(Records)
######

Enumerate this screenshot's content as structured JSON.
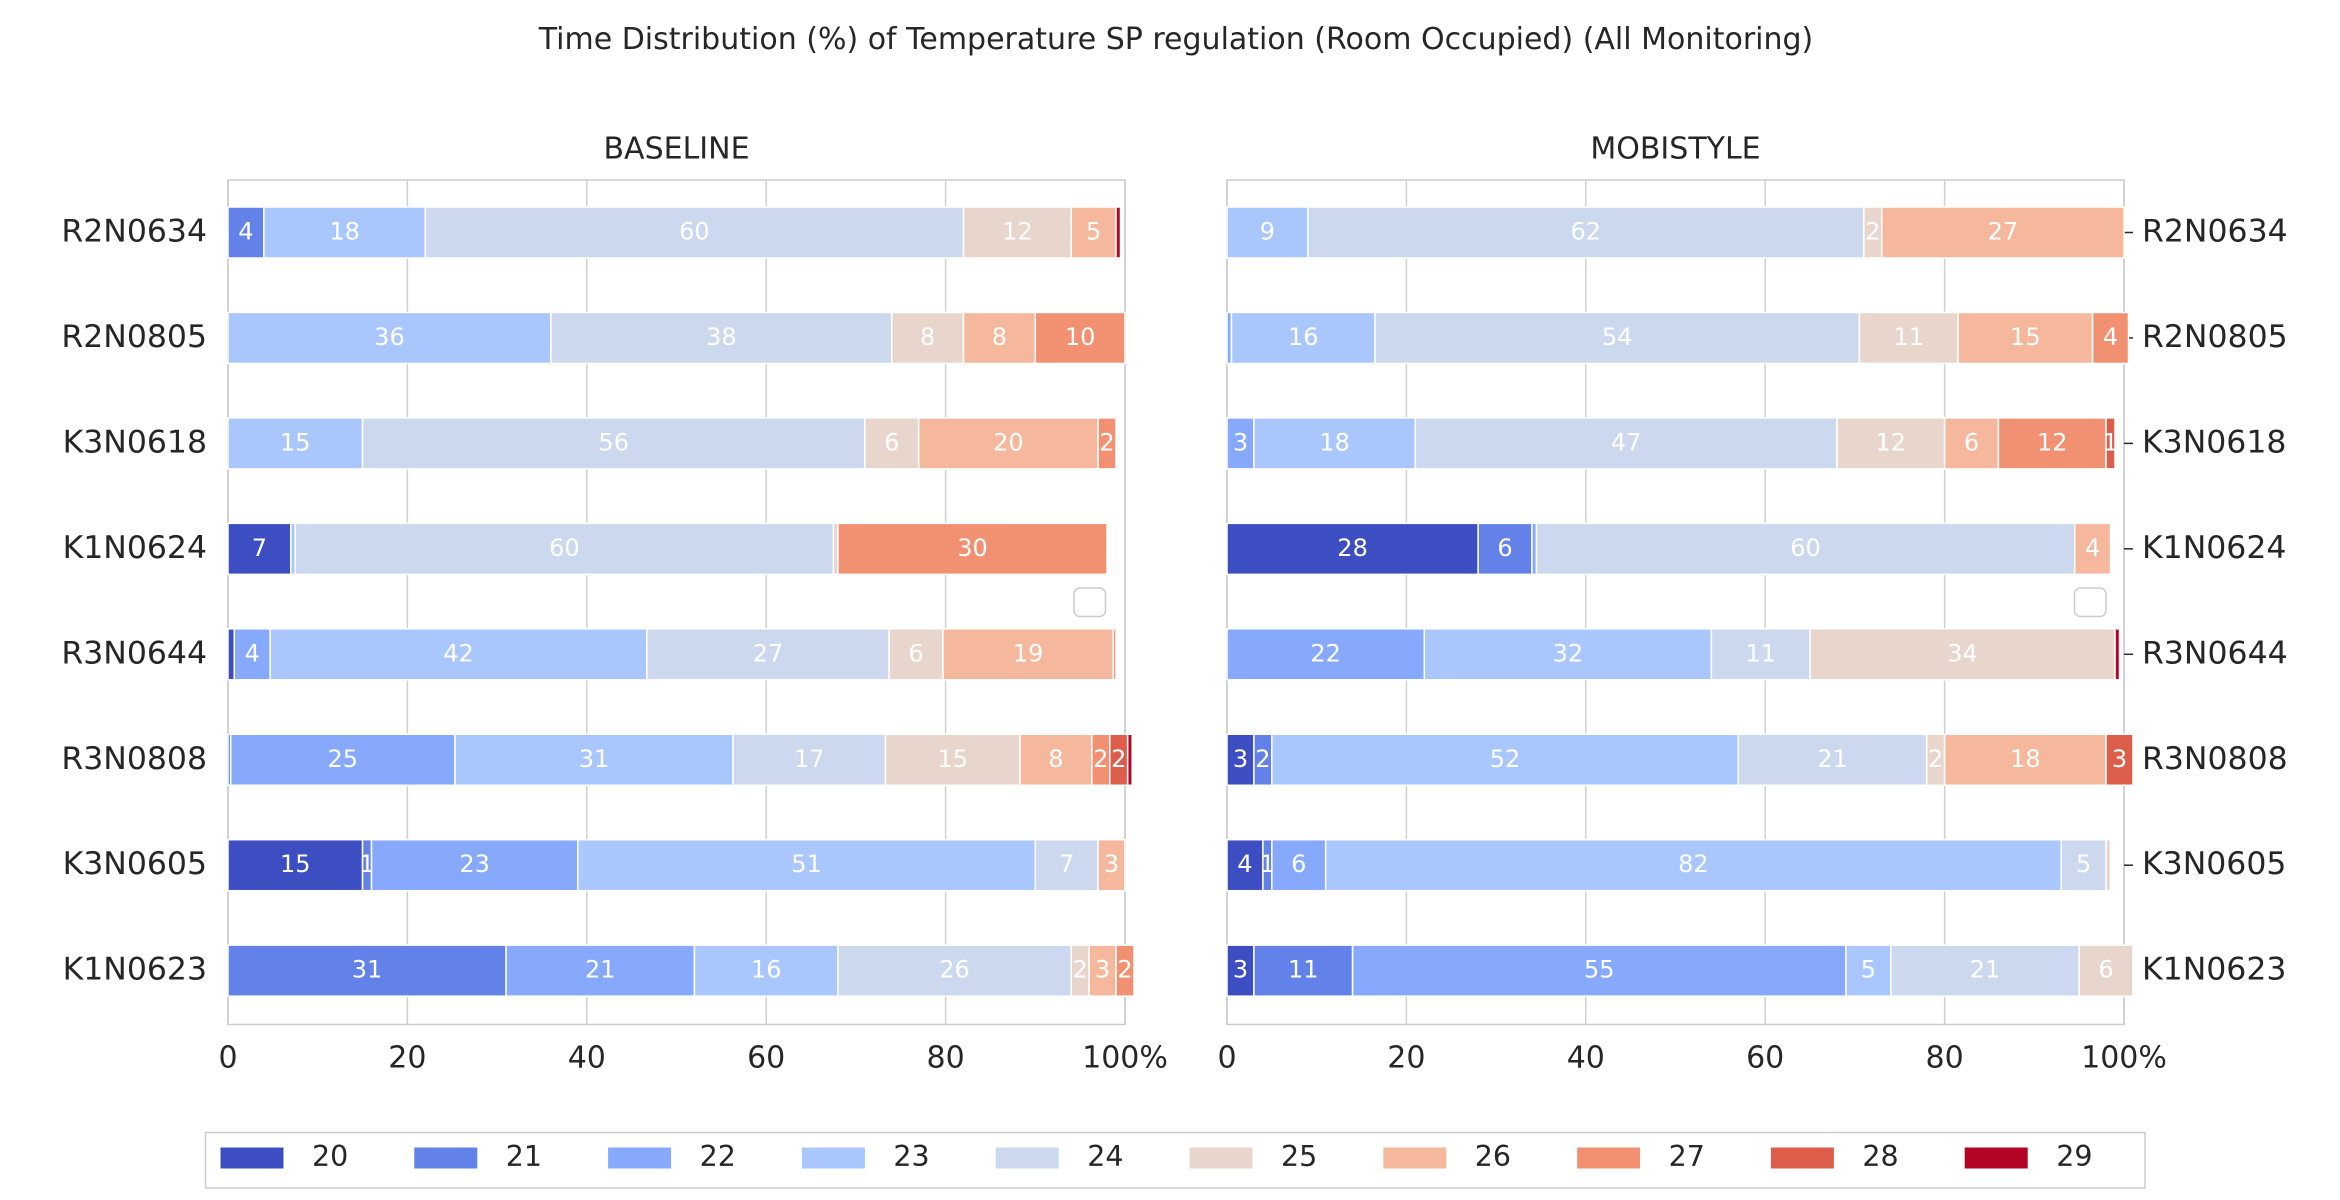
{
  "title": "Time Distribution (%) of Temperature SP regulation (Room Occupied) (All Monitoring)",
  "chart_data": [
    {
      "type": "stacked-barh",
      "title": "BASELINE",
      "label_side": "left",
      "categories": [
        "R2N0634",
        "R2N0805",
        "K3N0618",
        "K1N0624",
        "R3N0644",
        "R3N0808",
        "K3N0605",
        "K1N0623"
      ],
      "xlim": [
        0,
        100
      ],
      "xticks": [
        0,
        20,
        40,
        60,
        80,
        {
          "value": 100,
          "label": "100%"
        }
      ],
      "grid": true,
      "series": [
        {
          "name": "20",
          "color": "#3c4ec2",
          "values": [
            0,
            0,
            0,
            7,
            0.7,
            0,
            15,
            0
          ]
        },
        {
          "name": "21",
          "color": "#6282ea",
          "values": [
            4,
            0,
            0,
            0,
            0,
            0.3,
            1,
            31
          ]
        },
        {
          "name": "22",
          "color": "#86a9fc",
          "values": [
            0,
            0,
            0,
            0,
            4,
            25,
            23,
            21
          ]
        },
        {
          "name": "23",
          "color": "#aac7fd",
          "values": [
            18,
            36,
            15,
            0.5,
            42,
            31,
            51,
            16
          ]
        },
        {
          "name": "24",
          "color": "#cbd8ee",
          "values": [
            60,
            38,
            56,
            60,
            27,
            17,
            7,
            26
          ]
        },
        {
          "name": "25",
          "color": "#e8d6cc",
          "values": [
            12,
            8,
            6,
            0.5,
            6,
            15,
            0,
            2
          ]
        },
        {
          "name": "26",
          "color": "#f6b89c",
          "values": [
            5,
            8,
            20,
            0,
            19,
            8,
            3,
            3
          ]
        },
        {
          "name": "27",
          "color": "#f29072",
          "values": [
            0,
            10,
            2,
            30,
            0.3,
            2,
            0,
            2
          ]
        },
        {
          "name": "28",
          "color": "#dc5d4a",
          "values": [
            0,
            0,
            0,
            0,
            0,
            2,
            0,
            0
          ]
        },
        {
          "name": "29",
          "color": "#b40426",
          "values": [
            0.5,
            0,
            0,
            0,
            0,
            0.5,
            0,
            0
          ]
        }
      ]
    },
    {
      "type": "stacked-barh",
      "title": "MOBISTYLE",
      "label_side": "right",
      "categories": [
        "R2N0634",
        "R2N0805",
        "K3N0618",
        "K1N0624",
        "R3N0644",
        "R3N0808",
        "K3N0605",
        "K1N0623"
      ],
      "xlim": [
        0,
        100
      ],
      "xticks": [
        0,
        20,
        40,
        60,
        80,
        {
          "value": 100,
          "label": "100%"
        }
      ],
      "grid": true,
      "series": [
        {
          "name": "20",
          "color": "#3c4ec2",
          "values": [
            0,
            0,
            0,
            28,
            0,
            3,
            4,
            3
          ]
        },
        {
          "name": "21",
          "color": "#6282ea",
          "values": [
            0,
            0,
            0,
            6,
            0,
            2,
            1,
            11
          ]
        },
        {
          "name": "22",
          "color": "#86a9fc",
          "values": [
            0,
            0.5,
            3,
            0.5,
            22,
            0,
            6,
            55
          ]
        },
        {
          "name": "23",
          "color": "#aac7fd",
          "values": [
            9,
            16,
            18,
            0,
            32,
            52,
            82,
            5
          ]
        },
        {
          "name": "24",
          "color": "#cbd8ee",
          "values": [
            62,
            54,
            47,
            60,
            11,
            21,
            5,
            21
          ]
        },
        {
          "name": "25",
          "color": "#e8d6cc",
          "values": [
            2,
            11,
            12,
            0,
            34,
            2,
            0.5,
            6
          ]
        },
        {
          "name": "26",
          "color": "#f6b89c",
          "values": [
            27,
            15,
            6,
            4,
            0,
            18,
            0,
            0
          ]
        },
        {
          "name": "27",
          "color": "#f29072",
          "values": [
            0,
            4,
            12,
            0,
            0,
            0,
            0,
            0
          ]
        },
        {
          "name": "28",
          "color": "#dc5d4a",
          "values": [
            0,
            0,
            1,
            0,
            0,
            3,
            0,
            0
          ]
        },
        {
          "name": "29",
          "color": "#b40426",
          "values": [
            0,
            0,
            0,
            0,
            0.5,
            0,
            0,
            0
          ]
        }
      ]
    }
  ]
}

######

» **YOUR OBJECTIVE**:
Give the number of lines above in which the word "title" occurs, with nothing else.

» **ANSWER FOR THE TASK**:
3